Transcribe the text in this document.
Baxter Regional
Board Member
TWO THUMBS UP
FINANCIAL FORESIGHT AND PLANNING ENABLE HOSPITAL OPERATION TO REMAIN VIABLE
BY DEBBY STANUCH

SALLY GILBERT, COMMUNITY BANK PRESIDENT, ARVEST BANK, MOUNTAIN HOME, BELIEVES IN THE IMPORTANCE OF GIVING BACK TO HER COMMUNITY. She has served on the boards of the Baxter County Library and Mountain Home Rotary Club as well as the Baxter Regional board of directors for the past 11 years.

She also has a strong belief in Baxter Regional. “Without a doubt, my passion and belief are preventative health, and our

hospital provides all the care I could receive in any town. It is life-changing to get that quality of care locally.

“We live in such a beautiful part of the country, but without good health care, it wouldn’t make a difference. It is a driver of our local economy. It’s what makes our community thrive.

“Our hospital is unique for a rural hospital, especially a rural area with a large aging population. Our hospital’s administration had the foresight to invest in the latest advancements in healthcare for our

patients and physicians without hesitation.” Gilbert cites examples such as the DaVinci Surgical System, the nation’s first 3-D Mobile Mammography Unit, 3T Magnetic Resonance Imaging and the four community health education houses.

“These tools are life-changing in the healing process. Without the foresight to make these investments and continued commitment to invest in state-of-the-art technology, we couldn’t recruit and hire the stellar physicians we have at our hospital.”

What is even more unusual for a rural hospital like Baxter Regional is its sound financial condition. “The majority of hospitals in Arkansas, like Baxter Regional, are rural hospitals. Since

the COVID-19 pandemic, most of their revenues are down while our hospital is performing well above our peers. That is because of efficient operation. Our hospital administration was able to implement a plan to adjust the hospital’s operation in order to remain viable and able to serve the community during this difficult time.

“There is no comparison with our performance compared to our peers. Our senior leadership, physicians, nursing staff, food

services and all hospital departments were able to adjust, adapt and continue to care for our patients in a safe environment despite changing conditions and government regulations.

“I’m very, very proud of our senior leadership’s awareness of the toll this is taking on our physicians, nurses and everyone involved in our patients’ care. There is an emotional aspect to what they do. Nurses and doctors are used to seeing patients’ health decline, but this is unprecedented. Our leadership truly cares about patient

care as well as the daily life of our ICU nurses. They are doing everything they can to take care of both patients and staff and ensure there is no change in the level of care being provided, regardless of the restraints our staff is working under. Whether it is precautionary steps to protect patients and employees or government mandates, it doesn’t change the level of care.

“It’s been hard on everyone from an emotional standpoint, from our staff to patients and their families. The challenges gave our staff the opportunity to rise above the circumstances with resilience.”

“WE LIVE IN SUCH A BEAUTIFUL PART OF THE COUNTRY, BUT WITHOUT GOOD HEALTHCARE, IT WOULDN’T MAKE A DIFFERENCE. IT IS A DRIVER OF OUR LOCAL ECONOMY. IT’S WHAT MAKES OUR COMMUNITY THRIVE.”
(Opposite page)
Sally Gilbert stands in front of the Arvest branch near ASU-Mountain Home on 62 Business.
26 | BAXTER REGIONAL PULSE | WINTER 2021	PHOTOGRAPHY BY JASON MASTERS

**********

§ What you need to do:
Set down the whole listing again. Keep every word as it is.

§ Solution for this exercise:
Transcribe the text in this document.
Baxter Regional
Board Member
TWO THUMBS UP
FINANCIAL FORESIGHT AND PLANNING ENABLE HOSPITAL OPERATION TO REMAIN VIABLE
BY DEBBY STANUCH

SALLY GILBERT, COMMUNITY BANK PRESIDENT, ARVEST BANK, MOUNTAIN HOME, BELIEVES IN THE IMPORTANCE OF GIVING BACK TO HER COMMUNITY. She has served on the boards of the Baxter County Library and Mountain Home Rotary Club as well as the Baxter Regional board of directors for the past 11 years.

She also has a strong belief in Baxter Regional. “Without a doubt, my passion and belief are preventative health, and our

hospital provides all the care I could receive in any town. It is life-changing to get that quality of care locally.

“We live in such a beautiful part of the country, but without good health care, it wouldn’t make a difference. It is a driver of our local economy. It’s what makes our community thrive.

“Our hospital is unique for a rural hospital, especially a rural area with a large aging population. Our hospital’s administration had the foresight to invest in the latest advancements in healthcare for our

patients and physicians without hesitation.” Gilbert cites examples such as the DaVinci Surgical System, the nation’s first 3-D Mobile Mammography Unit, 3T Magnetic Resonance Imaging and the four community health education houses.

“These tools are life-changing in the healing process. Without the foresight to make these investments and continued commitment to invest in state-of-the-art technology, we couldn’t recruit and hire the stellar physicians we have at our hospital.”

What is even more unusual for a rural hospital like Baxter Regional is its sound financial condition. “The majority of hospitals in Arkansas, like Baxter Regional, are rural hospitals. Since

the COVID-19 pandemic, most of their revenues are down while our hospital is performing well above our peers. That is because of efficient operation. Our hospital administration was able to implement a plan to adjust the hospital’s operation in order to remain viable and able to serve the community during this difficult time.

“There is no comparison with our performance compared to our peers. Our senior leadership, physicians, nursing staff, food

services and all hospital departments were able to adjust, adapt and continue to care for our patients in a safe environment despite changing conditions and government regulations.

“I’m very, very proud of our senior leadership’s awareness of the toll this is taking on our physicians, nurses and everyone involved in our patients’ care. There is an emotional aspect to what they do. Nurses and doctors are used to seeing patients’ health decline, but this is unprecedented. Our leadership truly cares about patient

care as well as the daily life of our ICU nurses. They are doing everything they can to take care of both patients and staff and ensure there is no change in the level of care being provided, regardless of the restraints our staff is working under. Whether it is precautionary steps to protect patients and employees or government mandates, it doesn’t change the level of care.

“It’s been hard on everyone from an emotional standpoint, from our staff to patients and their families. The challenges gave our staff the opportunity to rise above the circumstances with resilience.”

“WE LIVE IN SUCH A BEAUTIFUL PART OF THE COUNTRY, BUT WITHOUT GOOD HEALTHCARE, IT WOULDN’T MAKE A DIFFERENCE. IT IS A DRIVER OF OUR LOCAL ECONOMY. IT’S WHAT MAKES OUR COMMUNITY THRIVE.”
(Opposite page)
Sally Gilbert stands in front of the Arvest branch near ASU-Mountain Home on 62 Business.
26 | BAXTER REGIONAL PULSE | WINTER 2021	PHOTOGRAPHY BY JASON MASTERS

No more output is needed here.